● **To do**
Determine how many lines contain the string "Response", then reply with that figure only.

>> Start

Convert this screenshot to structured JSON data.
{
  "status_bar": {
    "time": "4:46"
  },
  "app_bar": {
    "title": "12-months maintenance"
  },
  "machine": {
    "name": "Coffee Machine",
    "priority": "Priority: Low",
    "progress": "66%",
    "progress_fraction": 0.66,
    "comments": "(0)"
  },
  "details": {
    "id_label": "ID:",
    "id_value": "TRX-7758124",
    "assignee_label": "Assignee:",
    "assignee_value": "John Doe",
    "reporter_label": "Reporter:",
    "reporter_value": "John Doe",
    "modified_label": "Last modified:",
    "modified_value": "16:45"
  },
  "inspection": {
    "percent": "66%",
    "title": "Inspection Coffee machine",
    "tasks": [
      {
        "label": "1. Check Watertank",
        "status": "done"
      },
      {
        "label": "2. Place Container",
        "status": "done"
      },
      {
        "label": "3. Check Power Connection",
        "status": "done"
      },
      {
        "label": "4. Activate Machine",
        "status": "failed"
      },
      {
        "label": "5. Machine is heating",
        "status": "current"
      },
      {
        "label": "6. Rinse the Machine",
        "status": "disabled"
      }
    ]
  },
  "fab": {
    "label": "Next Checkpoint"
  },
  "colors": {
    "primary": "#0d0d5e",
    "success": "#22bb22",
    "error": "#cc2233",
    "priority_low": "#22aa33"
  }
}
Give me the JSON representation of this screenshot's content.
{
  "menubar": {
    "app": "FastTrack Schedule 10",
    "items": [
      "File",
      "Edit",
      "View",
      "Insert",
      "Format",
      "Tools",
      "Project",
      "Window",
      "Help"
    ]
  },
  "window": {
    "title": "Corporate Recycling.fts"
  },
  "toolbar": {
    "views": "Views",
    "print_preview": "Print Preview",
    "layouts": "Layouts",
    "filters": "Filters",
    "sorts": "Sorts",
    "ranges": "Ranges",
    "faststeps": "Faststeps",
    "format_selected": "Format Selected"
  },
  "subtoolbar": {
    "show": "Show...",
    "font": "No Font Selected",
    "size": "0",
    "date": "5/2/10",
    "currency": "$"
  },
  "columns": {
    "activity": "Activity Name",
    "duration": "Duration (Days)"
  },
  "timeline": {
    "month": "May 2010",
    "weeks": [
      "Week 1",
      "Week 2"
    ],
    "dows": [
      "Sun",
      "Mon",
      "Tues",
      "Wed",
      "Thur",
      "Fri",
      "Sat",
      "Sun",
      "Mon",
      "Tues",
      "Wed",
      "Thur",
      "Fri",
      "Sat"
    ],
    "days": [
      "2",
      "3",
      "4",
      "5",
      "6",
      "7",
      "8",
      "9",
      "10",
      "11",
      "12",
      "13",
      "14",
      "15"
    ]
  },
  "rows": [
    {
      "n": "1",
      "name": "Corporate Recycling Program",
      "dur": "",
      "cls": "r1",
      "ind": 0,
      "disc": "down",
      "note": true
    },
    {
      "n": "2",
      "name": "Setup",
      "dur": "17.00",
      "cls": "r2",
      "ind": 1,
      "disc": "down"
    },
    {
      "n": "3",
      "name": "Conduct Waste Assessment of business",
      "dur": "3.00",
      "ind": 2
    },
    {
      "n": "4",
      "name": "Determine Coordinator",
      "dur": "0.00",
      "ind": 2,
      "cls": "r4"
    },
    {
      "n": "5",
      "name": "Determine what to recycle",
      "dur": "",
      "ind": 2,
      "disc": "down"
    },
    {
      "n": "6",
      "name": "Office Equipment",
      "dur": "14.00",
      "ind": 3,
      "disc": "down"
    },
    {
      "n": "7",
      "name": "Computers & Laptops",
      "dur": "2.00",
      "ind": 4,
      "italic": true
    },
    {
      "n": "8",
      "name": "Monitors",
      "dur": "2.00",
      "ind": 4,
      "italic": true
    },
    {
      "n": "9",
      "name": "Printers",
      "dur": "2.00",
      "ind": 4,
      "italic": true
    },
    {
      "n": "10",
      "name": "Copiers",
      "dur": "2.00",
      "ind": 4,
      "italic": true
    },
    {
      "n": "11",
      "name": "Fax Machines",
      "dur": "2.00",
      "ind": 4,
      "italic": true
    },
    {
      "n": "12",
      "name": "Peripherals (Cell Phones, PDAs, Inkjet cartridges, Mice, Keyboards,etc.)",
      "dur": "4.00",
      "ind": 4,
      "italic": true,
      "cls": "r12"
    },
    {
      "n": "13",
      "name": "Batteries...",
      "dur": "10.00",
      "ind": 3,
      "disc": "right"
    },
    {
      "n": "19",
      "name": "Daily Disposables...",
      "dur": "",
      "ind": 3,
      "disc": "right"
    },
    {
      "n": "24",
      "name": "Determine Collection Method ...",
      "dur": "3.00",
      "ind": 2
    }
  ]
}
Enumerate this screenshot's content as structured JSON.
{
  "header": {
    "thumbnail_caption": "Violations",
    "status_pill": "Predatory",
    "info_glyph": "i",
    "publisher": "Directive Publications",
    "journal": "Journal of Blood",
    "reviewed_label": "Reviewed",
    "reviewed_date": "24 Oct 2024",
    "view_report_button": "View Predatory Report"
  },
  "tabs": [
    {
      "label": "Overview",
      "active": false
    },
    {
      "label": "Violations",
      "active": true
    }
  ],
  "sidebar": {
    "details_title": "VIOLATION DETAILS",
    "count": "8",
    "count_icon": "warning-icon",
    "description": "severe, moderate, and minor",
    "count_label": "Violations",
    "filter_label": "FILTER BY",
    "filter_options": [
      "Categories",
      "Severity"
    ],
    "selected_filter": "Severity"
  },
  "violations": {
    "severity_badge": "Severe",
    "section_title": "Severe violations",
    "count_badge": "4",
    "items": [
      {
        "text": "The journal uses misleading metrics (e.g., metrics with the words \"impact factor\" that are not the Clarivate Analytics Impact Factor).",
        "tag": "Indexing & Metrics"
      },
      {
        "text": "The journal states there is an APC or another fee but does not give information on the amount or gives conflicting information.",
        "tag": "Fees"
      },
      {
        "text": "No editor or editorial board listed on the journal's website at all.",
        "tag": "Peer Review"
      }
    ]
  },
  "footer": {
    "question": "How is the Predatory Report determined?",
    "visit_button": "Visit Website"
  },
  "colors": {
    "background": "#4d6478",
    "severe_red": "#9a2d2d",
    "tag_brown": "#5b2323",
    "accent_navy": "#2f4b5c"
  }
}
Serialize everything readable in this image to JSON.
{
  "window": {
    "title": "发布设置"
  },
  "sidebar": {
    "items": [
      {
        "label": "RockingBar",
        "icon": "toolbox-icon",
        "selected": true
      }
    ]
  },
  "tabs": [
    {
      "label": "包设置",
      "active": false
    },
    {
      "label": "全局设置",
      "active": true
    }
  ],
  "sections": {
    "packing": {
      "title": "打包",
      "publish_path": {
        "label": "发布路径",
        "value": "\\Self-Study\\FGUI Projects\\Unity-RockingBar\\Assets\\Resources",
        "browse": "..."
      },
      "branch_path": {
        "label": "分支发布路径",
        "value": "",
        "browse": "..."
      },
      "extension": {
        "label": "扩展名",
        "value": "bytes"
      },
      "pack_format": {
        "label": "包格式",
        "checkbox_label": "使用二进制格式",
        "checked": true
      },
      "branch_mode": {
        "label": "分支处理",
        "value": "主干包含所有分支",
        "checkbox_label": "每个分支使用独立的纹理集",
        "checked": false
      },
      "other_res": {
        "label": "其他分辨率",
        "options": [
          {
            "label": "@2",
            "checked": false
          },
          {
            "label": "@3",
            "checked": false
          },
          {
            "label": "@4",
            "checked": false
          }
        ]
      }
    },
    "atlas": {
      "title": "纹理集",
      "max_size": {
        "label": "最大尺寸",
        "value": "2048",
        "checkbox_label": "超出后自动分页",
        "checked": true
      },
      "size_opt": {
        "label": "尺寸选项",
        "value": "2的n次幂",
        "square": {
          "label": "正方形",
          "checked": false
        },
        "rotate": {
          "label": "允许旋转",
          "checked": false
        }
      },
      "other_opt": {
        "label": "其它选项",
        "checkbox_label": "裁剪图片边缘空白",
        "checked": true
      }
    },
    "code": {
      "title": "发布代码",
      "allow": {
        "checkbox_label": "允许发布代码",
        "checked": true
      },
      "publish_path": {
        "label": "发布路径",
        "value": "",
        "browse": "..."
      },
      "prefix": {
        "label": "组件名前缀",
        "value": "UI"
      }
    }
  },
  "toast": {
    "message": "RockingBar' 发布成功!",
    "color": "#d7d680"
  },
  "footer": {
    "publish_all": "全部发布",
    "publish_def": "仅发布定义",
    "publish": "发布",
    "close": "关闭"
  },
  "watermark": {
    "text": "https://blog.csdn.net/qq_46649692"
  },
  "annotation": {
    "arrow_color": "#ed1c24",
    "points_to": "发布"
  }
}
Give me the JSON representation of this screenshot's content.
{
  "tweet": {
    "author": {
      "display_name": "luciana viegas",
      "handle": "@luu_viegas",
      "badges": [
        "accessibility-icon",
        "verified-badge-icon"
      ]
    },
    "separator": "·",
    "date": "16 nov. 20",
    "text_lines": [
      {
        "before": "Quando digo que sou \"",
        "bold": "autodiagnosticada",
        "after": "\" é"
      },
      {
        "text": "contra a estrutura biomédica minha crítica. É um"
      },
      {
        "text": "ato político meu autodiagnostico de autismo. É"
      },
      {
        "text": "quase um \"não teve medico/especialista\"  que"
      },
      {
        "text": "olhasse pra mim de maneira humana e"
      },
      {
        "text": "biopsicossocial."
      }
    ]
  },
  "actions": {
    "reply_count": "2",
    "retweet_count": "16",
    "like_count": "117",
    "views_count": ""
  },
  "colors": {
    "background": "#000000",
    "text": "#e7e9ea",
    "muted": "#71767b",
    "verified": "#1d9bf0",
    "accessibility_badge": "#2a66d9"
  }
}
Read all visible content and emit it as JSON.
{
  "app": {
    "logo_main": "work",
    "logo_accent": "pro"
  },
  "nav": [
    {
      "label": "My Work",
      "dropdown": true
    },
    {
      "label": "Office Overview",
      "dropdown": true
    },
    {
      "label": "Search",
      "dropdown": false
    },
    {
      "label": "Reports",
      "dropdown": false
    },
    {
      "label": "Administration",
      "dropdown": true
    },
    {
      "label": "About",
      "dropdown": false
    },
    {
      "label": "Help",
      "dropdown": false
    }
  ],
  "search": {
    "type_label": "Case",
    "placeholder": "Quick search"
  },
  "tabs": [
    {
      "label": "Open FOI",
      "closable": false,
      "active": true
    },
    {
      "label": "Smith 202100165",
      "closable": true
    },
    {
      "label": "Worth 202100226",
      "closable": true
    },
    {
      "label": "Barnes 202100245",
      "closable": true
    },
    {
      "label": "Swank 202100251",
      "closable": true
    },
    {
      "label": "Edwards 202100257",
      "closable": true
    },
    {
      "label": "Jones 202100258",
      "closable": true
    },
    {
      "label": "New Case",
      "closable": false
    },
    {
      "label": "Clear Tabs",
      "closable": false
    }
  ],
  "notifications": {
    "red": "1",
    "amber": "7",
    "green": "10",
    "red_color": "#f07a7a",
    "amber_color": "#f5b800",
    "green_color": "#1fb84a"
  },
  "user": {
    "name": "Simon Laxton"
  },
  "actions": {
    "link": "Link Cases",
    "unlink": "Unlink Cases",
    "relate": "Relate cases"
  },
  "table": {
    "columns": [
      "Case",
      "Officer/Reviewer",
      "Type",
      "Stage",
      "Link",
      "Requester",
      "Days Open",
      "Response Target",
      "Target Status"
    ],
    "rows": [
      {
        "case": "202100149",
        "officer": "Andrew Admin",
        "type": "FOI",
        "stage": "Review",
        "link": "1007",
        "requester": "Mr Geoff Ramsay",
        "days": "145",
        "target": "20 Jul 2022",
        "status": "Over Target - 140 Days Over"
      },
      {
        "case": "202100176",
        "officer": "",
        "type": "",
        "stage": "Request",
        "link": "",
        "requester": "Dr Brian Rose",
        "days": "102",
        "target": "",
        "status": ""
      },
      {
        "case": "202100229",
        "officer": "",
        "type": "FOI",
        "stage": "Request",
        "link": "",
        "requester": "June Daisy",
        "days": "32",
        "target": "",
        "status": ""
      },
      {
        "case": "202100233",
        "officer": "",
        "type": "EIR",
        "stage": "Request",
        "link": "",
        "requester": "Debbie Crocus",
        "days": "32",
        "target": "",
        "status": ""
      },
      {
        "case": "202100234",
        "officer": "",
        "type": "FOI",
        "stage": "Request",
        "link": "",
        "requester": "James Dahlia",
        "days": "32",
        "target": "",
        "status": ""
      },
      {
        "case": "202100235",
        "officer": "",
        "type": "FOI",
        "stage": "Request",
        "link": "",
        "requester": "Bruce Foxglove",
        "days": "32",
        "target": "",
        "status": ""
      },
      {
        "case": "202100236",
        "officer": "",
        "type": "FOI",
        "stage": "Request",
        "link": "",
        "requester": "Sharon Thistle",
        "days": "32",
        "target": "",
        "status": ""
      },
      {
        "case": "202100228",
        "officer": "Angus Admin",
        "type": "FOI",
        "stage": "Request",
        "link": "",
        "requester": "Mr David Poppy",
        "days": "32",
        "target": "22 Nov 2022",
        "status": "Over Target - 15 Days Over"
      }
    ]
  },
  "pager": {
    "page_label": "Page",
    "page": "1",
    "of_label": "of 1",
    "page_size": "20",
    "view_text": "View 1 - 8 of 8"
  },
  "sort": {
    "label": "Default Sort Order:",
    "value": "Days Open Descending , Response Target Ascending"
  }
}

>> End

● **Task output**
2